═════ Material for this task

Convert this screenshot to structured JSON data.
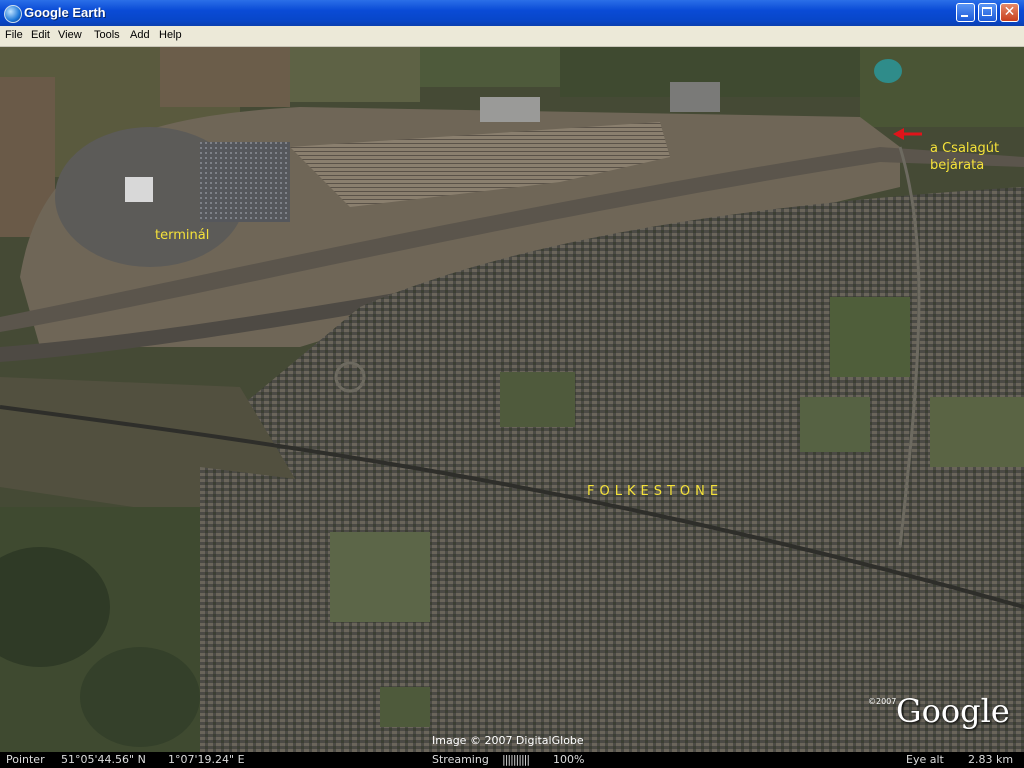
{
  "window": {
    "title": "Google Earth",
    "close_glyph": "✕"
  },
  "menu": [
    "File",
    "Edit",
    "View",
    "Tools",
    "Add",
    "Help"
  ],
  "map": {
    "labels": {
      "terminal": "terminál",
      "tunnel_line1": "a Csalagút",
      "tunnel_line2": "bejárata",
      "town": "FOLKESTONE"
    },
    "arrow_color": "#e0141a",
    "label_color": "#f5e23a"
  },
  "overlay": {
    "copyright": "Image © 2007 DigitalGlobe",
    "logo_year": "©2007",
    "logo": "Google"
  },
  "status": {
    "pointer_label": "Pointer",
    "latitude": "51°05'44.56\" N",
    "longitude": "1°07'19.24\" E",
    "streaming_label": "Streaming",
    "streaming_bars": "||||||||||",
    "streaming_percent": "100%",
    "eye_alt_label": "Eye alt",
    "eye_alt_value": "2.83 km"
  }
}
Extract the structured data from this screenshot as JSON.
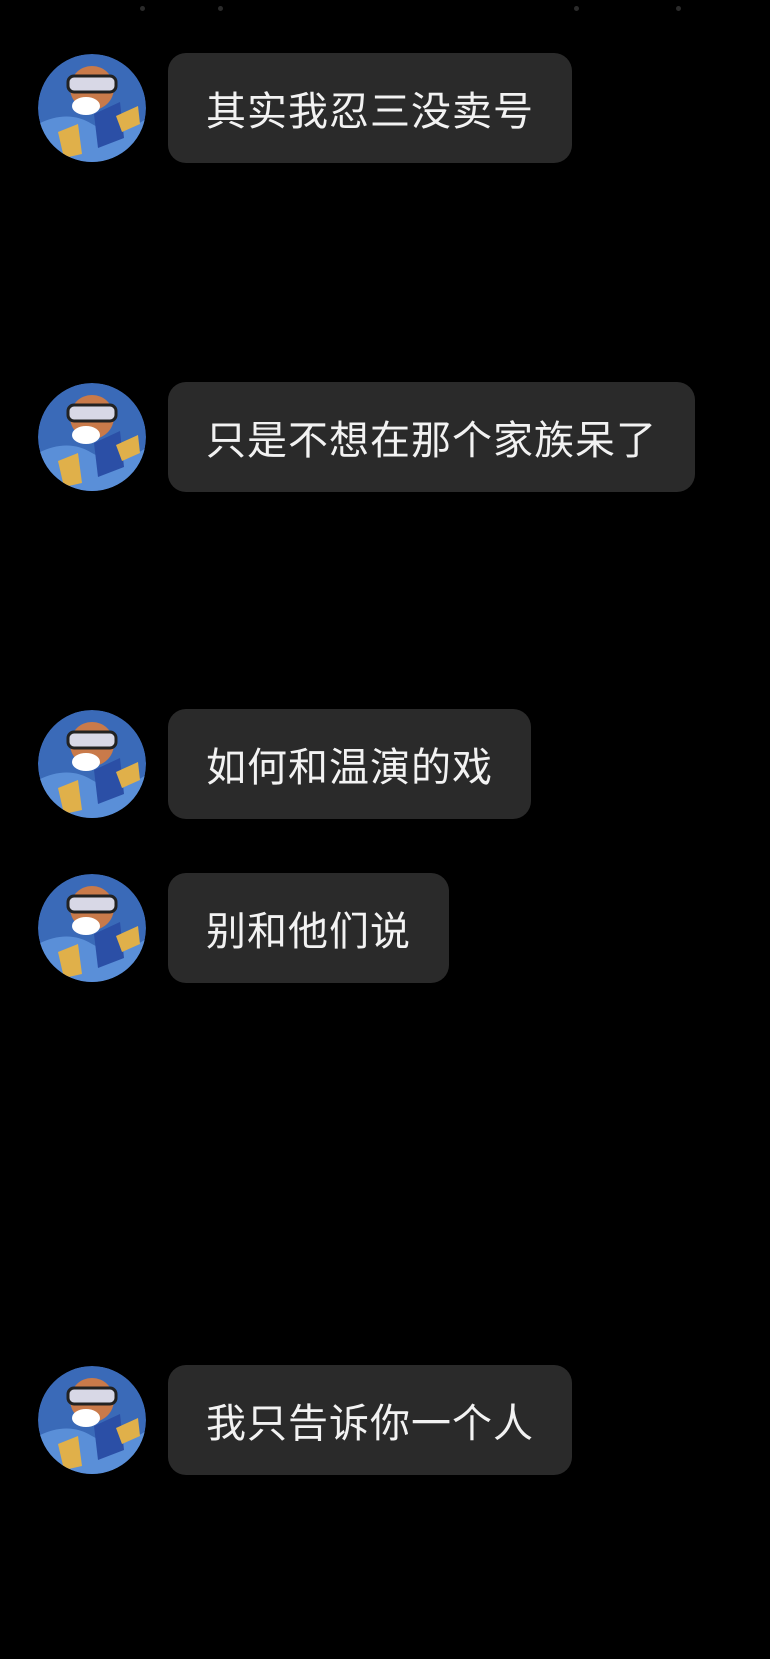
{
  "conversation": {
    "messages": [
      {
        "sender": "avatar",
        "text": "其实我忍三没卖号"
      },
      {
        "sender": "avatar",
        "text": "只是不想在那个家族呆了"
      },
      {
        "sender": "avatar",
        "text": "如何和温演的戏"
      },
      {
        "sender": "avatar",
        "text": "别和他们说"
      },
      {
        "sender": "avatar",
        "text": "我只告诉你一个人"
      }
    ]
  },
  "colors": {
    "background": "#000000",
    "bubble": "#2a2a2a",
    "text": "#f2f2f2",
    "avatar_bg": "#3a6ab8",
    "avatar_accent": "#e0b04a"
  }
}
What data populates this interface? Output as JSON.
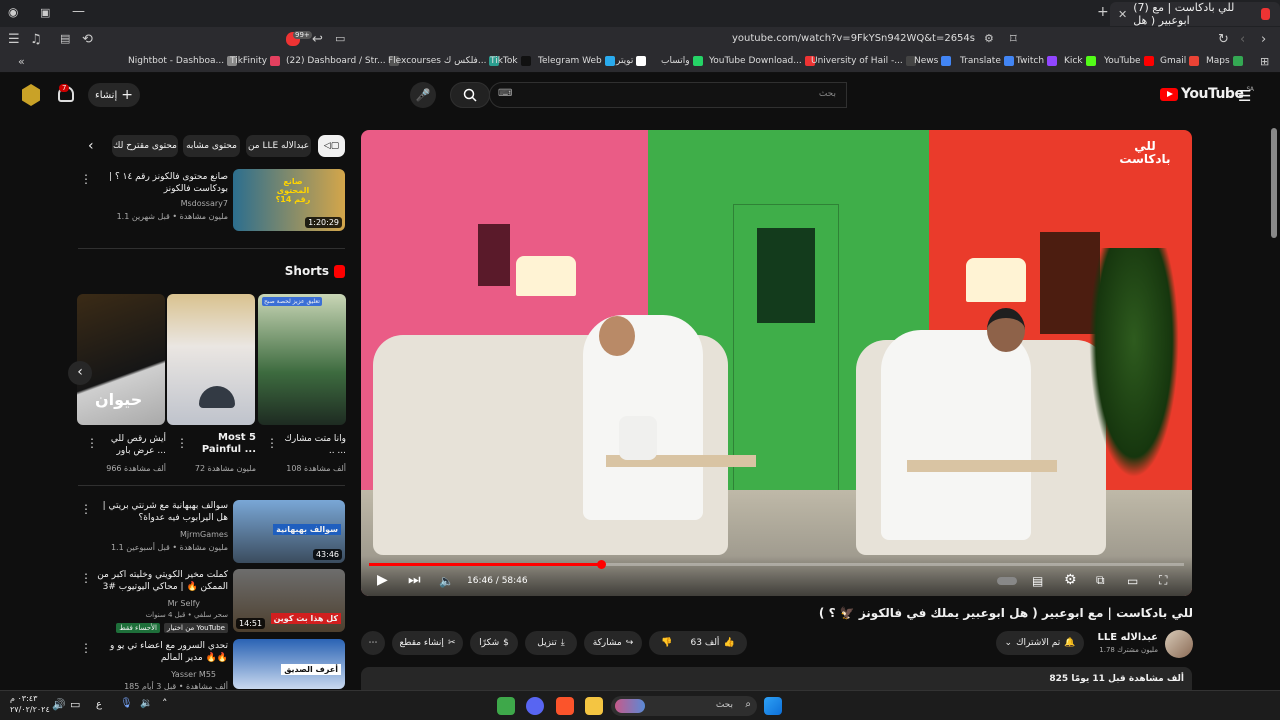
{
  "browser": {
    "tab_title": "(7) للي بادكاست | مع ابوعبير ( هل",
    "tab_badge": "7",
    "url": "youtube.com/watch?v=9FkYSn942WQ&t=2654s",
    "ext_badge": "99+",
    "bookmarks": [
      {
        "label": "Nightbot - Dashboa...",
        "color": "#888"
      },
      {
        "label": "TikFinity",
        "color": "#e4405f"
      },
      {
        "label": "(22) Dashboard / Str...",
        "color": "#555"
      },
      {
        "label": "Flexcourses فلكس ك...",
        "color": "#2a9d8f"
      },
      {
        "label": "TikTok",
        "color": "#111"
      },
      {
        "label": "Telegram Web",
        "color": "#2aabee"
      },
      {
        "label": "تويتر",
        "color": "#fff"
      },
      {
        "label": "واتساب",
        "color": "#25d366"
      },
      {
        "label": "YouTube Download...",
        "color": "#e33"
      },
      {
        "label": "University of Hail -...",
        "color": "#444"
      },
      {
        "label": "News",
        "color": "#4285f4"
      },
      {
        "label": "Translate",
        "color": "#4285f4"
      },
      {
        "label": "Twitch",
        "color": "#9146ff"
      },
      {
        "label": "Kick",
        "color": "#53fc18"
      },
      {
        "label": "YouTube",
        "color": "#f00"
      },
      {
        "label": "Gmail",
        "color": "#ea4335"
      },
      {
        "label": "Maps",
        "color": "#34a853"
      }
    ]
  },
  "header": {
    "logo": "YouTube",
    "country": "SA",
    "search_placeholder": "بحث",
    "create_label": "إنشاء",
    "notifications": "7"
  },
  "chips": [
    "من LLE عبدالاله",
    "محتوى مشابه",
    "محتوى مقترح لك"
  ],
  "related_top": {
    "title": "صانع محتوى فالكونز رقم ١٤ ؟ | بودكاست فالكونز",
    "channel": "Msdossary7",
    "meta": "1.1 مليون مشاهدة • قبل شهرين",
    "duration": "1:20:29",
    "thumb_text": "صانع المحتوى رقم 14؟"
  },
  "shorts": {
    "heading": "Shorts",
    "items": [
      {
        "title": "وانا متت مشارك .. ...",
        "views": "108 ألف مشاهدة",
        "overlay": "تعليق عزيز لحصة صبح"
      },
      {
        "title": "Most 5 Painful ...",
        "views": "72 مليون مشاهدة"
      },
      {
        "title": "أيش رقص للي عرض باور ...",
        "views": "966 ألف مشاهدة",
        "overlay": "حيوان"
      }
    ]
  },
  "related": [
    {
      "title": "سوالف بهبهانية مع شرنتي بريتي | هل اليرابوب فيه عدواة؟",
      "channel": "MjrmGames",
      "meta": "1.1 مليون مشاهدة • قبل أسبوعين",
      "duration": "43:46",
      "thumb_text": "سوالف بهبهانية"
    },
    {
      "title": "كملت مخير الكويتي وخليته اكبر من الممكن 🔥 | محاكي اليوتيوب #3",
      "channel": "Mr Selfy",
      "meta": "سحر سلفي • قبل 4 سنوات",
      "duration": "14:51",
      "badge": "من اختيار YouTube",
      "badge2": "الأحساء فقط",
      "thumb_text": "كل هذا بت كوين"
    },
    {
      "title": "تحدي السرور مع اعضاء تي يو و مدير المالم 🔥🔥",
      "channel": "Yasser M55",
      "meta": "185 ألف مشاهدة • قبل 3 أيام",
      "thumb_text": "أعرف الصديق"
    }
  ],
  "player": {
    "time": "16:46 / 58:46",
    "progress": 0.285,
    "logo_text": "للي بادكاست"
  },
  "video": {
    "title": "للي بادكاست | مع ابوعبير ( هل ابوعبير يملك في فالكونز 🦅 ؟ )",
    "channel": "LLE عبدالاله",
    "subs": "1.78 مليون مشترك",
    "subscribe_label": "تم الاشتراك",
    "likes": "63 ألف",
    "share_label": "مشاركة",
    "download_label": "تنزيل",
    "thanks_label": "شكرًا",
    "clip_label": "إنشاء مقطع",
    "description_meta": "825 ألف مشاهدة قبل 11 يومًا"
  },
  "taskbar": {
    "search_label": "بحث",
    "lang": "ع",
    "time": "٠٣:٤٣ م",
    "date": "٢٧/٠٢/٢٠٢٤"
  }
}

══════════

Your task | Extract all the data above exactly, excluding every picture.

Solution |
Convert this screenshot to structured JSON data.
{
  "window": {
    "title": "Google Earth",
    "close_glyph": "✕"
  },
  "menu": [
    "File",
    "Edit",
    "View",
    "Tools",
    "Add",
    "Help"
  ],
  "map": {
    "labels": {
      "terminal": "terminál",
      "tunnel_line1": "a Csalagút",
      "tunnel_line2": "bejárata",
      "town": "FOLKESTONE"
    },
    "arrow_color": "#e0141a",
    "label_color": "#f5e23a"
  },
  "overlay": {
    "copyright": "Image © 2007 DigitalGlobe",
    "logo_year": "©2007",
    "logo": "Google"
  },
  "status": {
    "pointer_label": "Pointer",
    "latitude": "51°05'44.56\" N",
    "longitude": "1°07'19.24\" E",
    "streaming_label": "Streaming",
    "streaming_bars": "||||||||||",
    "streaming_percent": "100%",
    "eye_alt_label": "Eye alt",
    "eye_alt_value": "2.83 km"
  }
}
Extract the structured data from this screenshot as JSON.
{
  "conversation": {
    "messages": [
      {
        "sender": "avatar",
        "text": "其实我忍三没卖号"
      },
      {
        "sender": "avatar",
        "text": "只是不想在那个家族呆了"
      },
      {
        "sender": "avatar",
        "text": "如何和温演的戏"
      },
      {
        "sender": "avatar",
        "text": "别和他们说"
      },
      {
        "sender": "avatar",
        "text": "我只告诉你一个人"
      }
    ]
  },
  "colors": {
    "background": "#000000",
    "bubble": "#2a2a2a",
    "text": "#f2f2f2",
    "avatar_bg": "#3a6ab8",
    "avatar_accent": "#e0b04a"
  }
}
What data populates this interface? Output as JSON.
{
  "browser": {
    "tab_title": "(7) للي بادكاست | مع ابوعبير ( هل",
    "tab_badge": "7",
    "url": "youtube.com/watch?v=9FkYSn942WQ&t=2654s",
    "ext_badge": "99+",
    "bookmarks": [
      {
        "label": "Nightbot - Dashboa...",
        "color": "#888"
      },
      {
        "label": "TikFinity",
        "color": "#e4405f"
      },
      {
        "label": "(22) Dashboard / Str...",
        "color": "#555"
      },
      {
        "label": "Flexcourses فلكس ك...",
        "color": "#2a9d8f"
      },
      {
        "label": "TikTok",
        "color": "#111"
      },
      {
        "label": "Telegram Web",
        "color": "#2aabee"
      },
      {
        "label": "تويتر",
        "color": "#fff"
      },
      {
        "label": "واتساب",
        "color": "#25d366"
      },
      {
        "label": "YouTube Download...",
        "color": "#e33"
      },
      {
        "label": "University of Hail -...",
        "color": "#444"
      },
      {
        "label": "News",
        "color": "#4285f4"
      },
      {
        "label": "Translate",
        "color": "#4285f4"
      },
      {
        "label": "Twitch",
        "color": "#9146ff"
      },
      {
        "label": "Kick",
        "color": "#53fc18"
      },
      {
        "label": "YouTube",
        "color": "#f00"
      },
      {
        "label": "Gmail",
        "color": "#ea4335"
      },
      {
        "label": "Maps",
        "color": "#34a853"
      }
    ]
  },
  "header": {
    "logo": "YouTube",
    "country": "SA",
    "search_placeholder": "بحث",
    "create_label": "إنشاء",
    "notifications": "7"
  },
  "chips": [
    "من LLE عبدالاله",
    "محتوى مشابه",
    "محتوى مقترح لك"
  ],
  "related_top": {
    "title": "صانع محتوى فالكونز رقم ١٤ ؟ | بودكاست فالكونز",
    "channel": "Msdossary7",
    "meta": "1.1 مليون مشاهدة • قبل شهرين",
    "duration": "1:20:29",
    "thumb_text": "صانع المحتوى رقم 14؟"
  },
  "shorts": {
    "heading": "Shorts",
    "items": [
      {
        "title": "وانا متت مشارك .. ...",
        "views": "108 ألف مشاهدة",
        "overlay": "تعليق عزيز لحصة صبح"
      },
      {
        "title": "Most 5 Painful ...",
        "views": "72 مليون مشاهدة"
      },
      {
        "title": "أيش رقص للي عرض باور ...",
        "views": "966 ألف مشاهدة",
        "overlay": "حيوان"
      }
    ]
  },
  "related": [
    {
      "title": "سوالف بهبهانية مع شرنتي بريتي | هل اليرابوب فيه عدواة؟",
      "channel": "MjrmGames",
      "meta": "1.1 مليون مشاهدة • قبل أسبوعين",
      "duration": "43:46",
      "thumb_text": "سوالف بهبهانية"
    },
    {
      "title": "كملت مخير الكويتي وخليته اكبر من الممكن 🔥 | محاكي اليوتيوب #3",
      "channel": "Mr Selfy",
      "meta": "سحر سلفي • قبل 4 سنوات",
      "duration": "14:51",
      "badge": "من اختيار YouTube",
      "badge2": "الأحساء فقط",
      "thumb_text": "كل هذا بت كوين"
    },
    {
      "title": "تحدي السرور مع اعضاء تي يو و مدير المالم 🔥🔥",
      "channel": "Yasser M55",
      "meta": "185 ألف مشاهدة • قبل 3 أيام",
      "thumb_text": "أعرف الصديق"
    }
  ],
  "player": {
    "time": "16:46 / 58:46",
    "progress": 0.285,
    "logo_text": "للي بادكاست"
  },
  "video": {
    "title": "للي بادكاست | مع ابوعبير ( هل ابوعبير يملك في فالكونز 🦅 ؟ )",
    "channel": "LLE عبدالاله",
    "subs": "1.78 مليون مشترك",
    "subscribe_label": "تم الاشتراك",
    "likes": "63 ألف",
    "share_label": "مشاركة",
    "download_label": "تنزيل",
    "thanks_label": "شكرًا",
    "clip_label": "إنشاء مقطع",
    "description_meta": "825 ألف مشاهدة قبل 11 يومًا"
  },
  "taskbar": {
    "search_label": "بحث",
    "lang": "ع",
    "time": "٠٣:٤٣ م",
    "date": "٢٧/٠٢/٢٠٢٤"
  }
}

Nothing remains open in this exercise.